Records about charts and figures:

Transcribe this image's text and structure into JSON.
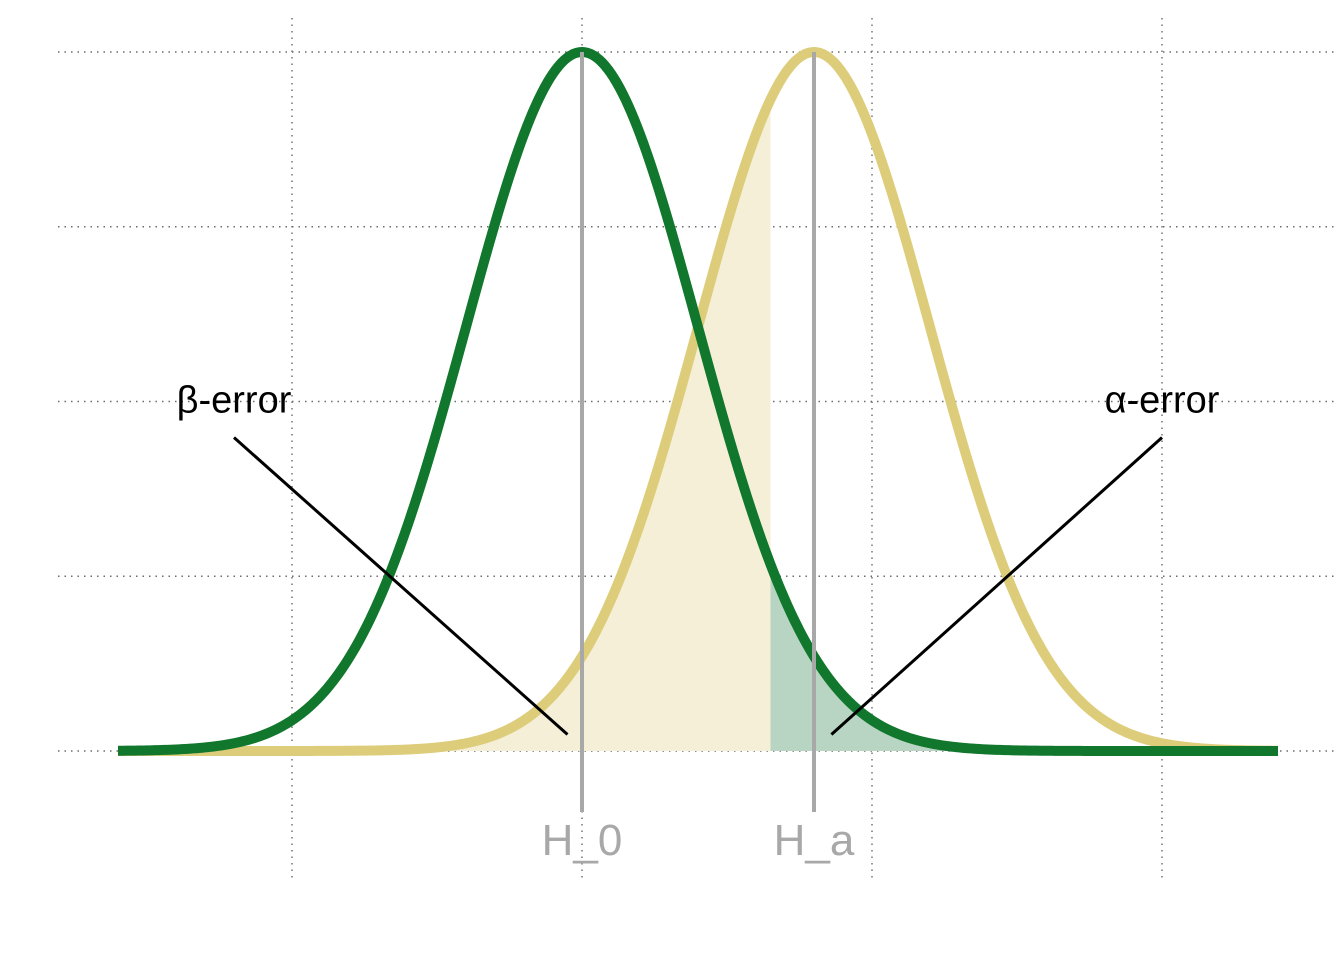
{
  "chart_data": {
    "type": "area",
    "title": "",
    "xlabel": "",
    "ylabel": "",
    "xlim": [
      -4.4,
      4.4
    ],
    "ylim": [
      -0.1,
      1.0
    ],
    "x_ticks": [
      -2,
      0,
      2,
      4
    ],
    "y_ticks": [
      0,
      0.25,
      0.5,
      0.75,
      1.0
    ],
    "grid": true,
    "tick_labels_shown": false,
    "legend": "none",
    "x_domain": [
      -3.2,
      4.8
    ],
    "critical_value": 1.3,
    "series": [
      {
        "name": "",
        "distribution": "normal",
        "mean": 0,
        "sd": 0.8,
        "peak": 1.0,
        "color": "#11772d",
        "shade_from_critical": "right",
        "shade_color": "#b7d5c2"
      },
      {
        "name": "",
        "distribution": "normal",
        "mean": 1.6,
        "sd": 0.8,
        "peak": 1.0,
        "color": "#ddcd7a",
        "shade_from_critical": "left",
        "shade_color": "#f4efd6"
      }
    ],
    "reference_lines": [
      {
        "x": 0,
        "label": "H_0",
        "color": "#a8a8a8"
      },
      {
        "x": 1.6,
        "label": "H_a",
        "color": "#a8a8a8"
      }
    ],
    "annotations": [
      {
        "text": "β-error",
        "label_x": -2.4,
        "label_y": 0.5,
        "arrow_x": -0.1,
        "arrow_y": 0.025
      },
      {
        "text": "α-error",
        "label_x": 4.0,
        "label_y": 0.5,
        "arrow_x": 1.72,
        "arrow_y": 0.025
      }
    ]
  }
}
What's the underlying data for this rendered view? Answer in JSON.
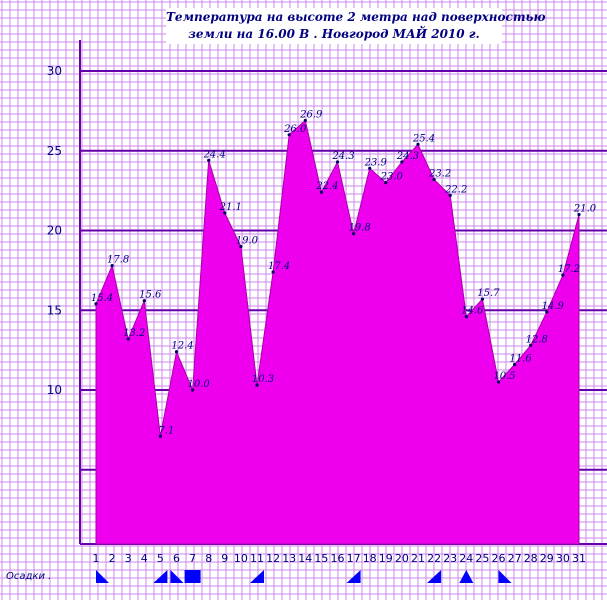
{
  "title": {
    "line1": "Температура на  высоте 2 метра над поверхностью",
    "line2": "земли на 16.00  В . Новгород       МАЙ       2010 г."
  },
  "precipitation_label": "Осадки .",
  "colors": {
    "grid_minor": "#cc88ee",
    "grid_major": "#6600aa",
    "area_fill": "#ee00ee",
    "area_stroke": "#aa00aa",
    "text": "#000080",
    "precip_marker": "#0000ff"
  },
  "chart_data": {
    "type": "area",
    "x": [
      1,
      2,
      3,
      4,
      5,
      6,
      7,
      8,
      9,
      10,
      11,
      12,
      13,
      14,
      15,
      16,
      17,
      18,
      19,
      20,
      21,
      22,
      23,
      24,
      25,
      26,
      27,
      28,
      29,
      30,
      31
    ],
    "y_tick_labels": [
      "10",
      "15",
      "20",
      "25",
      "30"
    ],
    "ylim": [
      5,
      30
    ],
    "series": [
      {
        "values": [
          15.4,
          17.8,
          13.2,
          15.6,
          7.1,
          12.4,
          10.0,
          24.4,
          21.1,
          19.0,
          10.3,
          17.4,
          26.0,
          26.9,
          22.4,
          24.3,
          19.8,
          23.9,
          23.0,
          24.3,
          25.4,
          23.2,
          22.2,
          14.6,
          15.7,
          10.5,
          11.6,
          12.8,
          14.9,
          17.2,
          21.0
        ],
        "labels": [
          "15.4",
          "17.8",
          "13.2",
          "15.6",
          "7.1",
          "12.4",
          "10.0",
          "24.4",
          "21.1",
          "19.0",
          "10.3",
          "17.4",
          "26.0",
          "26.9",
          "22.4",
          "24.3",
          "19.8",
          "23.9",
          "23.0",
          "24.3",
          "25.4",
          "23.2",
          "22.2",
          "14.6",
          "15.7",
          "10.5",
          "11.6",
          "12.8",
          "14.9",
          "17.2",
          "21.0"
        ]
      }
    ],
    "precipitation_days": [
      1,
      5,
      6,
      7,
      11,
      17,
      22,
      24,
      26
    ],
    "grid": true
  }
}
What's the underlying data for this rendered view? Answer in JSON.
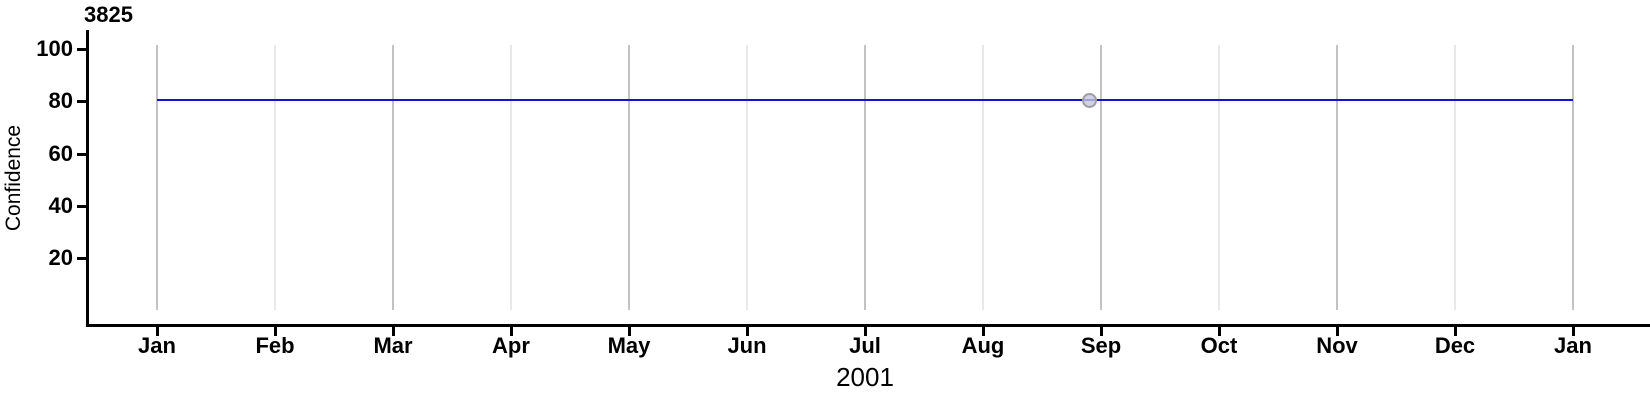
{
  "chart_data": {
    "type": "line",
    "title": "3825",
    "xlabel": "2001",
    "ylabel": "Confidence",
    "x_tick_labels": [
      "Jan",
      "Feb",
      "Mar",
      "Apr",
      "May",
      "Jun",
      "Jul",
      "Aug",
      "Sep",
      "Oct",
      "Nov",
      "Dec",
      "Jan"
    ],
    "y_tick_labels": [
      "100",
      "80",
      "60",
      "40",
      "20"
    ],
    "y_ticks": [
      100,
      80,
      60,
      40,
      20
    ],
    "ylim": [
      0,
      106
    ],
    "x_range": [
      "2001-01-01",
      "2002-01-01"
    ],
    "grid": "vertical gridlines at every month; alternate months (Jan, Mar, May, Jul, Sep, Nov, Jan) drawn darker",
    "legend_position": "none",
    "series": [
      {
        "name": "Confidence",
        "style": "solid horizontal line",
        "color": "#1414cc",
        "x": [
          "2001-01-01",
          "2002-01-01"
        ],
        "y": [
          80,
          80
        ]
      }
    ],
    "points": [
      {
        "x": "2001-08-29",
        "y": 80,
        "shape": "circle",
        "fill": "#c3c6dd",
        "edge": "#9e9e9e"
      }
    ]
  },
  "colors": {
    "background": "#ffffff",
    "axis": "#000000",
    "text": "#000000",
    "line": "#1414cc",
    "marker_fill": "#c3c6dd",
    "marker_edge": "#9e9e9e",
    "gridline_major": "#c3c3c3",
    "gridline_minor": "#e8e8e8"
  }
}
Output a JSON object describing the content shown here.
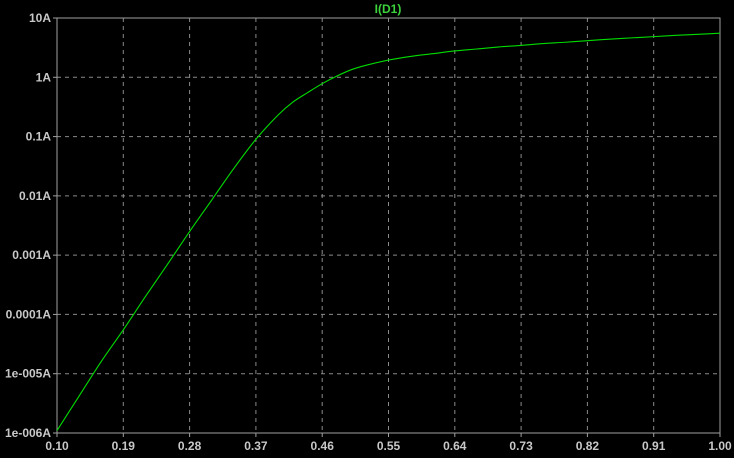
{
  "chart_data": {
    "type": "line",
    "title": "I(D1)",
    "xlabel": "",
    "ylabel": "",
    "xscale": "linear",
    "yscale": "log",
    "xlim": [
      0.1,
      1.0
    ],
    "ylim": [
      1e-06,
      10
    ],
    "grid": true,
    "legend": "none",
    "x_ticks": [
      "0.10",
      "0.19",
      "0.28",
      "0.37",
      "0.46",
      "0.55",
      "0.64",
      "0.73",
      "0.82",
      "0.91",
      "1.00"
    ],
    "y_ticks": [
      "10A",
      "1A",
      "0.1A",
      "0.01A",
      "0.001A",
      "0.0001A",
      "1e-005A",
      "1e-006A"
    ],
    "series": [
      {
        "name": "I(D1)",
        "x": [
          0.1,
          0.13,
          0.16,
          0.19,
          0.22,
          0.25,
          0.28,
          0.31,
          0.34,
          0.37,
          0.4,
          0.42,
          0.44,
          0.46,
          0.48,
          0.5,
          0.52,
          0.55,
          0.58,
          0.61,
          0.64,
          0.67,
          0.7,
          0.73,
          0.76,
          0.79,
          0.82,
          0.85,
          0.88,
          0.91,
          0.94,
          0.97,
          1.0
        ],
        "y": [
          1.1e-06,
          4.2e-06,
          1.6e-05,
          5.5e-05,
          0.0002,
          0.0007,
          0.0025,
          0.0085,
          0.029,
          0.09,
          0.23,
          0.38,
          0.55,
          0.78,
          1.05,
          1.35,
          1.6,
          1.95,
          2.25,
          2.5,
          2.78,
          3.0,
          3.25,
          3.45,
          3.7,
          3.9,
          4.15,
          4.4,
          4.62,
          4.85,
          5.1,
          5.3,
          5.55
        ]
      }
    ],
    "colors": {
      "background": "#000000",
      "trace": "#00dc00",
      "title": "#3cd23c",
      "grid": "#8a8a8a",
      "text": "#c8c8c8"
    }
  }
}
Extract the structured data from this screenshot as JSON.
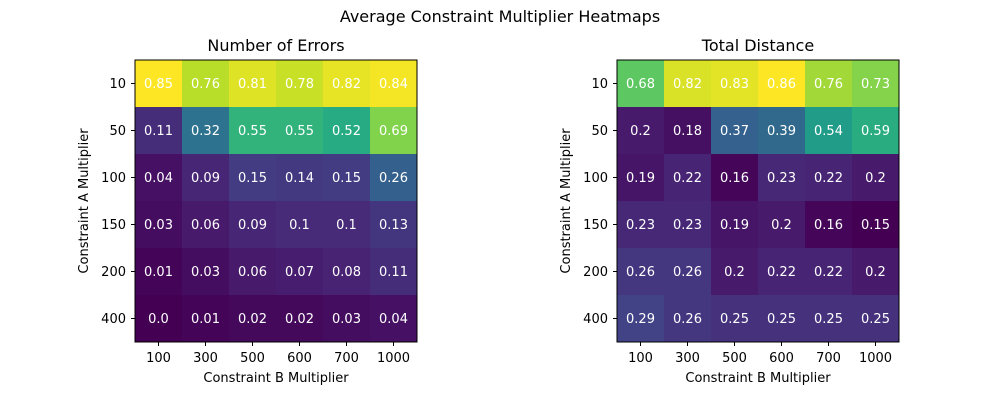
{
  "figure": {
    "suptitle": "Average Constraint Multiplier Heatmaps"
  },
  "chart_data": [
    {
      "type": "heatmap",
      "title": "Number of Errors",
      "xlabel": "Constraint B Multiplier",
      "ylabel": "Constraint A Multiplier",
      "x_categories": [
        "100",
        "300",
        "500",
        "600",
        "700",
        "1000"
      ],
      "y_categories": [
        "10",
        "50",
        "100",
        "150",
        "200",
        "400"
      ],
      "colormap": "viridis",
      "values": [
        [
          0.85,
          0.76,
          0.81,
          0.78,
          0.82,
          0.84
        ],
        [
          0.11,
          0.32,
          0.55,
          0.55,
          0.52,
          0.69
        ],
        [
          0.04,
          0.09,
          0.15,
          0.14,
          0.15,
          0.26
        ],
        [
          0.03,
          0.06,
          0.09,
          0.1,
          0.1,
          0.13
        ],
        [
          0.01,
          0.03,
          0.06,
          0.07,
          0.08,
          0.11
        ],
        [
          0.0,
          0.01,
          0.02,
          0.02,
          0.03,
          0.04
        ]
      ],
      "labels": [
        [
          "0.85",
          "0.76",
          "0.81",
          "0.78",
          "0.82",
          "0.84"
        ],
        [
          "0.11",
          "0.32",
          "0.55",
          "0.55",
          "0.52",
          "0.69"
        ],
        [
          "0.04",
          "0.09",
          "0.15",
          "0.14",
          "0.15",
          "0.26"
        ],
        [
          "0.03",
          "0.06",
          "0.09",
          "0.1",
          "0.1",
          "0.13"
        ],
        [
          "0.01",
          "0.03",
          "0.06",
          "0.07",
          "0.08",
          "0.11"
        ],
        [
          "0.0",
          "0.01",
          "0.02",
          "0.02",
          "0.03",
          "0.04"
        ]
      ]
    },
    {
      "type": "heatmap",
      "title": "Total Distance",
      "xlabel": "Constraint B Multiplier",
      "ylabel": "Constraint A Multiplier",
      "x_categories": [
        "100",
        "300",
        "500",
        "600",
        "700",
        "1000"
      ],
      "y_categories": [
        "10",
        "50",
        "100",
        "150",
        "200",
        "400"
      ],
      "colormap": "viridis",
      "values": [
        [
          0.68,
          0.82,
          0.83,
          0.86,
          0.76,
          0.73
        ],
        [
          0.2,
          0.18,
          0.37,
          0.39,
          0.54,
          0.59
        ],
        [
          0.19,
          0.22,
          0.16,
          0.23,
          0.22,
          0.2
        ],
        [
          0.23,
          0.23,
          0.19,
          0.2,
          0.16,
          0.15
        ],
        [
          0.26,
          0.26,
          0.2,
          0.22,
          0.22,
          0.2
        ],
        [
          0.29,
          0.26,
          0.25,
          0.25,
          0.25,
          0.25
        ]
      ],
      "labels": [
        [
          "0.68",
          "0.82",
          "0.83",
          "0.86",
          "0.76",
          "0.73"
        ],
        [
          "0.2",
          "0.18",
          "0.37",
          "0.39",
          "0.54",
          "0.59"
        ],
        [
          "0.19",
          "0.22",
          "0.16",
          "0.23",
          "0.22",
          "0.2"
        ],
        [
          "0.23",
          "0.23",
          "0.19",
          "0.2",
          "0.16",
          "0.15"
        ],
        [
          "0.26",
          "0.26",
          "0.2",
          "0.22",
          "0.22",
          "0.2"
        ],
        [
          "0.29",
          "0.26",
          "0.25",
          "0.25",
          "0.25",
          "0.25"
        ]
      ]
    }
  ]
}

**To be done**
Report only how many lines in the records contain the word "background".

**Solution to the exercise**
2